▸ Your task
Reproduce the records below exactly as given.

══ Dataset records ══

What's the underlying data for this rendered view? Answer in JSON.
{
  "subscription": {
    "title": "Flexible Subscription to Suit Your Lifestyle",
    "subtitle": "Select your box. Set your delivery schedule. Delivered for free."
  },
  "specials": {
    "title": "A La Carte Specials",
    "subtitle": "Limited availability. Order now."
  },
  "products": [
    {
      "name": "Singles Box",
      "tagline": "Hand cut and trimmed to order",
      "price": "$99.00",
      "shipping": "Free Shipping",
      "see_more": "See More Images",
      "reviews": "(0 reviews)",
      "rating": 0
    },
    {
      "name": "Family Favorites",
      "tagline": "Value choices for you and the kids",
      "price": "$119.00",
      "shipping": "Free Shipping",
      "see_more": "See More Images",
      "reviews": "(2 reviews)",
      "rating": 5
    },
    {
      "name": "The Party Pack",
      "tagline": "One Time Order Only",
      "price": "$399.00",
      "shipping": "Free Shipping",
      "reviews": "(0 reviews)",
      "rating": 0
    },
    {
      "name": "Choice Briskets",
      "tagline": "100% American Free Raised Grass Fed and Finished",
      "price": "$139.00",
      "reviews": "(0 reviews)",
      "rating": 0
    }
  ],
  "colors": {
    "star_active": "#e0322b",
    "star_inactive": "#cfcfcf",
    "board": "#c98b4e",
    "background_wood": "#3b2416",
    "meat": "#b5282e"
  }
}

═══

▸ Output
What's the underlying data for this rendered view? Answer in JSON.
{
  "subscription": {
    "title": "Flexible Subscription to Suit Your Lifestyle",
    "subtitle": "Select your box. Set your delivery schedule. Delivered for free."
  },
  "specials": {
    "title": "A La Carte Specials",
    "subtitle": "Limited availability. Order now."
  },
  "products": [
    {
      "name": "Singles Box",
      "tagline": "Hand cut and trimmed to order",
      "price": "$99.00",
      "shipping": "Free Shipping",
      "see_more": "See More Images",
      "reviews": "(0 reviews)",
      "rating": 0
    },
    {
      "name": "Family Favorites",
      "tagline": "Value choices for you and the kids",
      "price": "$119.00",
      "shipping": "Free Shipping",
      "see_more": "See More Images",
      "reviews": "(2 reviews)",
      "rating": 5
    },
    {
      "name": "The Party Pack",
      "tagline": "One Time Order Only",
      "price": "$399.00",
      "shipping": "Free Shipping",
      "reviews": "(0 reviews)",
      "rating": 0
    },
    {
      "name": "Choice Briskets",
      "tagline": "100% American Free Raised Grass Fed and Finished",
      "price": "$139.00",
      "reviews": "(0 reviews)",
      "rating": 0
    }
  ],
  "colors": {
    "star_active": "#e0322b",
    "star_inactive": "#cfcfcf",
    "board": "#c98b4e",
    "background_wood": "#3b2416",
    "meat": "#b5282e"
  }
}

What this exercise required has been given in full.